▶ [Objective]
Identify all lines in the listing that include the word "JSON", and copy them out.

■ ■ ■ ■ ■ ■ ■

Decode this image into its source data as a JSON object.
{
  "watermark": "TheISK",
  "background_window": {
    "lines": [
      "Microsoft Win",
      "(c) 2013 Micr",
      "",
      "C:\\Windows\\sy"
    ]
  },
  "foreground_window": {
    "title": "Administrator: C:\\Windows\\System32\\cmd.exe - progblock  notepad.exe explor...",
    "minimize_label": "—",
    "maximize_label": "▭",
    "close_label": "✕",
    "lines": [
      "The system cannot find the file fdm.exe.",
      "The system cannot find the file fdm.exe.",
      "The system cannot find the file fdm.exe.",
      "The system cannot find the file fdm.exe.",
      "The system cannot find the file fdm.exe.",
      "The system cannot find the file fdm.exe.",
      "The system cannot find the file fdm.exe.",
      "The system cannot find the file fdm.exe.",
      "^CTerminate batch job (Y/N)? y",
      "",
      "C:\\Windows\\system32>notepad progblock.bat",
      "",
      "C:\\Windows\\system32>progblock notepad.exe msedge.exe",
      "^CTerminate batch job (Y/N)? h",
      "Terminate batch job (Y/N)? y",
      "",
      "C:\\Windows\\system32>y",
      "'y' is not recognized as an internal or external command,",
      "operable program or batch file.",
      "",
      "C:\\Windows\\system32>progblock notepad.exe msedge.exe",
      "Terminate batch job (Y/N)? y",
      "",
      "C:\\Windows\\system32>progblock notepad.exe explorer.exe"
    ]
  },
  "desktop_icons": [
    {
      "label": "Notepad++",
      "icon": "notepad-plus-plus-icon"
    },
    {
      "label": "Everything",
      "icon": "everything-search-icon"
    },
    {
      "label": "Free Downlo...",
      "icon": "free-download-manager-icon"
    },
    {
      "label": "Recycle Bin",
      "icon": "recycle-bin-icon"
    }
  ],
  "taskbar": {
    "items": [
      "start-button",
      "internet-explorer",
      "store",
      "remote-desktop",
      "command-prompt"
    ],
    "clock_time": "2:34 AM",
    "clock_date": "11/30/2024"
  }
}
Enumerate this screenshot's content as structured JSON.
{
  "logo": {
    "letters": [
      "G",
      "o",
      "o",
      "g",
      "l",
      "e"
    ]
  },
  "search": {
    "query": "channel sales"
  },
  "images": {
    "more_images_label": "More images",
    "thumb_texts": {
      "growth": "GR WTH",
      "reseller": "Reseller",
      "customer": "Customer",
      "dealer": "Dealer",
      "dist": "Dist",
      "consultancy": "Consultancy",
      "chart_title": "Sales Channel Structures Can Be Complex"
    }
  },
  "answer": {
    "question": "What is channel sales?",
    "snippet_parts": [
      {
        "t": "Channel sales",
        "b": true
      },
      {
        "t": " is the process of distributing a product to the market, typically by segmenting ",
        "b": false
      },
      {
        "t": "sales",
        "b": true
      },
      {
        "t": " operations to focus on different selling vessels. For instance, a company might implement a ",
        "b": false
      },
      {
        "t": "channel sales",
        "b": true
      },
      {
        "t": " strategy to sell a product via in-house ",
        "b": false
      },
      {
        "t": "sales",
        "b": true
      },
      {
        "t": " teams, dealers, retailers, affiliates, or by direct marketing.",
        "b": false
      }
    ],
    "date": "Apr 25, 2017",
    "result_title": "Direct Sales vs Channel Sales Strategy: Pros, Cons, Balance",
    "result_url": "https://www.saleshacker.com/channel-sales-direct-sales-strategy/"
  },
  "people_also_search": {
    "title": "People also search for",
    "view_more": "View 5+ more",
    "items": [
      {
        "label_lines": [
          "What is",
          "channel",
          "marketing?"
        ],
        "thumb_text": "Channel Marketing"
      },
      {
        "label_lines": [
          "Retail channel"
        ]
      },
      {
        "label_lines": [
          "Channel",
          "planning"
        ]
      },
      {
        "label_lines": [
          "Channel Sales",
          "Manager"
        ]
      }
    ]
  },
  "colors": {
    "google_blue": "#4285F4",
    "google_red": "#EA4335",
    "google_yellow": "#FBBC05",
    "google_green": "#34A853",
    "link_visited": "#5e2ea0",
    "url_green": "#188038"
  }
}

■ ■ ■ ■ ■ ■ ■

▶ [Exercise result]
Decode this image into its source data as a JSON object.
Enumerate this screenshot's content as structured JSON.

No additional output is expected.